- [抜粋本文]:
○ ○ ○ ○
開発を指揮した千葉工業大学 未来ロボット技術研究センター 副所長の小柳栄次氏は、「原子炉の建屋の内部の状況は、まだ一部しか把握できていないと聞く。Quinceを使えば、汚染水を把握するだけでなく、建屋全体の放射線量や放射線源の状況を把握できる。本来の任務で使わない時間にできるだけ多くの場所を走行させて、レーザー・スキャナで逐次計測したデータを使えば可能だ。そうすれば、作業者の被ばく量を抑制できるだろう。ロボットの開発はあくまで、人の活動をより良くするためである。できるだけ早く原子力発電所の安全を確保し、避難している方々が早く自宅に戻るために役立ってほしい」とする。

 Quinceの特徴は、がれきの重なった場所や、急な角度の斜面や階段でも高速に移動できることである。今回、原子炉の建屋内での移動や作業に最適化するために、三つの改造を施した。(1)有線通信で700mの遠隔操作に対応するための改造、(2)原子炉の内部において水位計を設置したり採取したりするための改造、(3)(1)と(2)に必要な装備を追加した状態で原子炉内の環境にあわせた運動性能を確保するための改造、である。

 (1)については,車体に長さ500mの巻き取り式の通信ケーブルを搭載した。さらに、原子炉の建屋の入り口から作業者が制御する場所まで、200mのケーブルが接続され、遠隔操作される。Quince自身が、長さ500mのケーブルを伸ばしたり巻き取ったりしながら移動する。

 (2)については、車体に水位計を投下したり、汚染水を採取するための機構、放射線の測定機器を搭載した。

 (3)については、重さ27kgの車体の上に、今回の改造によって23kgの重量が加わった状態で、必要な走行の性能を確保した。重心のバランスの制御や、走行速度の抑制、落下時の衝撃を吸収するための部品の変更などによる。
○ ○ ○ ○
- [取り組む作業]:
上の抜粋本文から、「Quinceの特徴は、がれき」で始まり「放射線の測定機器を搭載した。」で終わる部分を、両端の語句も含めて一字一句変えずに書き写してください。
○ ○ ○ ○
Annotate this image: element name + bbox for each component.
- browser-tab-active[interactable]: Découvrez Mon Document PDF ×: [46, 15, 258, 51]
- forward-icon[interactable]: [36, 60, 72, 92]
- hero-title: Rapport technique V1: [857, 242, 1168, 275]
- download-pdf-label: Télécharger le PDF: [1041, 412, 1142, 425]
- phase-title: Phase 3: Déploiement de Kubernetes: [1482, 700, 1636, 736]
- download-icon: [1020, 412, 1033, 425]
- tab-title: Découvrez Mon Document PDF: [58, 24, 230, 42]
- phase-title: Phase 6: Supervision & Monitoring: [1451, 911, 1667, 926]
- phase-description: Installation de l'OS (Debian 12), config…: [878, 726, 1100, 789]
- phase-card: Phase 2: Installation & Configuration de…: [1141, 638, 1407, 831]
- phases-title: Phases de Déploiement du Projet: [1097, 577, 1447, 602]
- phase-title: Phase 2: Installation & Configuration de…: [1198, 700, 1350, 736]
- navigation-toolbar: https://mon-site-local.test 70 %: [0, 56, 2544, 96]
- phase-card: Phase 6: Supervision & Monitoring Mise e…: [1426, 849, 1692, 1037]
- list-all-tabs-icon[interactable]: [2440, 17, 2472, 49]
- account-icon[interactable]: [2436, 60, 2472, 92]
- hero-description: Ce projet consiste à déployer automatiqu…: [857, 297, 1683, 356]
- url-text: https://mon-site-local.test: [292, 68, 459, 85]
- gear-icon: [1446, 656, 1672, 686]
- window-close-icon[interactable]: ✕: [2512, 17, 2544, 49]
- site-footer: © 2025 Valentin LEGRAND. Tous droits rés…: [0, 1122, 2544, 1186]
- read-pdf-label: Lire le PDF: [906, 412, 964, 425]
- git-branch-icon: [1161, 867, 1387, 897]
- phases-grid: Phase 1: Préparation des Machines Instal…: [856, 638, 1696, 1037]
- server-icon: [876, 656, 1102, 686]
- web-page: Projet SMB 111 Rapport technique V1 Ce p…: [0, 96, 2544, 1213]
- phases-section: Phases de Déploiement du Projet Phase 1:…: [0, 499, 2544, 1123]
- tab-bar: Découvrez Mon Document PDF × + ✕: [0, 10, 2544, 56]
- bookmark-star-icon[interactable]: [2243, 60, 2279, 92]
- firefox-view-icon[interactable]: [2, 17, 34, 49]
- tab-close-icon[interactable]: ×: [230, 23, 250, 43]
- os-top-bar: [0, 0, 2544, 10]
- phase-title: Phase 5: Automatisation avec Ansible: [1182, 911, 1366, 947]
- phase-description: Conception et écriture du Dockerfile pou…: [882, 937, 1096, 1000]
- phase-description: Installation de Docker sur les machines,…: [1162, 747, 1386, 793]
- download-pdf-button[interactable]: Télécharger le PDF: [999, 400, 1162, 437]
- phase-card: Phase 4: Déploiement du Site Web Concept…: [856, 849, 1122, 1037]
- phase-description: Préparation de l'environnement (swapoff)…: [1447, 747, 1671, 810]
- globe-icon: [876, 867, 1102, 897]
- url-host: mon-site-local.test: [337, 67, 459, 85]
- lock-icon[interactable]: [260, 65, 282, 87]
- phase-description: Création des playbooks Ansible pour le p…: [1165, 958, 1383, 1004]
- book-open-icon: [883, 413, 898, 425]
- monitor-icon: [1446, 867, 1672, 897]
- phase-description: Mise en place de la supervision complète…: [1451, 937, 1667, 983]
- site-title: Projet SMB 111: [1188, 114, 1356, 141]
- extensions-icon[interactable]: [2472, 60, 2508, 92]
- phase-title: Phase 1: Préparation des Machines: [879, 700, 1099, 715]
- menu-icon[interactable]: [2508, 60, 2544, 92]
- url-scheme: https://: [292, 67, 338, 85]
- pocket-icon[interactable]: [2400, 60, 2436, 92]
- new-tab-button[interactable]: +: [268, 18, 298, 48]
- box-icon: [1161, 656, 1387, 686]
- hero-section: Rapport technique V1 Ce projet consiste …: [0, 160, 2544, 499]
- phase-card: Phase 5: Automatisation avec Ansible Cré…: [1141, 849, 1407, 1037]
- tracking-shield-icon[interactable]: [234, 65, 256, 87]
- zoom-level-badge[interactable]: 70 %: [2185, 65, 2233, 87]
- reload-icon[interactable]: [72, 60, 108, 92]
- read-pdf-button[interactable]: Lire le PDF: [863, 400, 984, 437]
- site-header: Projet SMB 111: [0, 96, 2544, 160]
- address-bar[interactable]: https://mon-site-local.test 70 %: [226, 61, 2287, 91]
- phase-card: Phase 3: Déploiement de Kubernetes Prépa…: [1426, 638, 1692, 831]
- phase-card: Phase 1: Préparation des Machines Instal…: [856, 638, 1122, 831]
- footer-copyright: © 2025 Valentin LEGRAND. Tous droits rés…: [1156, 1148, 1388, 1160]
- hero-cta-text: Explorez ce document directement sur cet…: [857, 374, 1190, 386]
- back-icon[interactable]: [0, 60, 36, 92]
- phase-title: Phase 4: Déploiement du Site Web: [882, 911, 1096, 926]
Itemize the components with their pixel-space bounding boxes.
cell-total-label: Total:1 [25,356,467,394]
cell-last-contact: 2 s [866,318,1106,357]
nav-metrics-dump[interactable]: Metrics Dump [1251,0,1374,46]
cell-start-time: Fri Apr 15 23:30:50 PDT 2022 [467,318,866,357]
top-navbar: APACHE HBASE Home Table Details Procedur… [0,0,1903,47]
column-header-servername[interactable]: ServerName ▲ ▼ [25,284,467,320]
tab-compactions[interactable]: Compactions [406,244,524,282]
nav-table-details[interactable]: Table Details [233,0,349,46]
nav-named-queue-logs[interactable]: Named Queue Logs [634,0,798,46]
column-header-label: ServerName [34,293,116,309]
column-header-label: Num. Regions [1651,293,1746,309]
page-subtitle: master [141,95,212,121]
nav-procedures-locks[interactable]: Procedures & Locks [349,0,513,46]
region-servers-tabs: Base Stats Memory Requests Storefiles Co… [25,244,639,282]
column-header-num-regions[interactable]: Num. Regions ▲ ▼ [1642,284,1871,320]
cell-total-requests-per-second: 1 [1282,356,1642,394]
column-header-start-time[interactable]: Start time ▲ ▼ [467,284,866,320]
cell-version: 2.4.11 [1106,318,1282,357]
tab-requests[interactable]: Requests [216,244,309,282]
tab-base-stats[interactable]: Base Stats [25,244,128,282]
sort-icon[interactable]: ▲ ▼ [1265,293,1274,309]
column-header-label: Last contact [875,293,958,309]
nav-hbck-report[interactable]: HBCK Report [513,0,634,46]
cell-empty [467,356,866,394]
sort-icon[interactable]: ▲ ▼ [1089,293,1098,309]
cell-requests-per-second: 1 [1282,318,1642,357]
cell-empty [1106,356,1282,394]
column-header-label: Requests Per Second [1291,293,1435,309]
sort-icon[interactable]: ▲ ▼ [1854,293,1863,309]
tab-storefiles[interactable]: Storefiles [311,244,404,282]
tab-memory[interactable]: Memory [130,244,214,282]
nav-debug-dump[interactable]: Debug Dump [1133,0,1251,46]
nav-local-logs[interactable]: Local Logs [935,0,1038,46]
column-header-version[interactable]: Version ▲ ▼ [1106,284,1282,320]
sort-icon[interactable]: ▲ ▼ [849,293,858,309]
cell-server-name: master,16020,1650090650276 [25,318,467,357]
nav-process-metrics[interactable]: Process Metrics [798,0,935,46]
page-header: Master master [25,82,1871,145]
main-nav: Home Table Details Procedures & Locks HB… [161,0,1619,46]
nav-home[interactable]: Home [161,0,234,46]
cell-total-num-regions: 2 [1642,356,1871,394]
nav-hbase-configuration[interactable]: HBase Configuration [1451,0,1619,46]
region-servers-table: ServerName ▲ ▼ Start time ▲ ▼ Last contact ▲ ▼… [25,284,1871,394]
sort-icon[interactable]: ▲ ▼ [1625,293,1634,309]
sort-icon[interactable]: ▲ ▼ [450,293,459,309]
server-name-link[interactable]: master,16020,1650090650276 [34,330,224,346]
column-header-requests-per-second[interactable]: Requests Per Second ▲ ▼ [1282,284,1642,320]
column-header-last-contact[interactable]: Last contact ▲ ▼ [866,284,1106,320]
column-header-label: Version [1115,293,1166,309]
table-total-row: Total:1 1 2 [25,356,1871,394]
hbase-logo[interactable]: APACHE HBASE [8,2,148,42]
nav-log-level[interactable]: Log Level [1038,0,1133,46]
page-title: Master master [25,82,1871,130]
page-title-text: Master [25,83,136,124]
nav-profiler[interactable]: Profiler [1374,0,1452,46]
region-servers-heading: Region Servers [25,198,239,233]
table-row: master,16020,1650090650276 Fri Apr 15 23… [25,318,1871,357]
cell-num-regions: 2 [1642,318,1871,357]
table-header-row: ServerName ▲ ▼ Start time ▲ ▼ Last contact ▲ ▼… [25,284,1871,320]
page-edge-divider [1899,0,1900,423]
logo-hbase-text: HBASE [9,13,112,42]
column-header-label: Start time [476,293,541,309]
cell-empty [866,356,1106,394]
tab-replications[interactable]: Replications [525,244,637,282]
○ ○ ○ ○
- [解答欄]:
Quinceの特徴は、がれきの重なった場所や、急な角度の斜面や階段でも高速に移動できることである。今回、原子炉の建屋内での移動や作業に最適化するために、三つの改造を施した。(1)有線通信で700mの遠隔操作に対応するための改造、(2)原子炉の内部において水位計を設置したり採取したりするための改造、(3)(1)と(2)に必要な装備を追加した状態で原子炉内の環境にあわせた運動性能を確保するための改造、である。

 (1)については,車体に長さ500mの巻き取り式の通信ケーブルを搭載した。さらに、原子炉の建屋の入り口から作業者が制御する場所まで、200mのケーブルが接続され、遠隔操作される。Quince自身が、長さ500mのケーブルを伸ばしたり巻き取ったりしながら移動する。

 (2)については、車体に水位計を投下したり、汚染水を採取するための機構、放射線の測定機器を搭載した。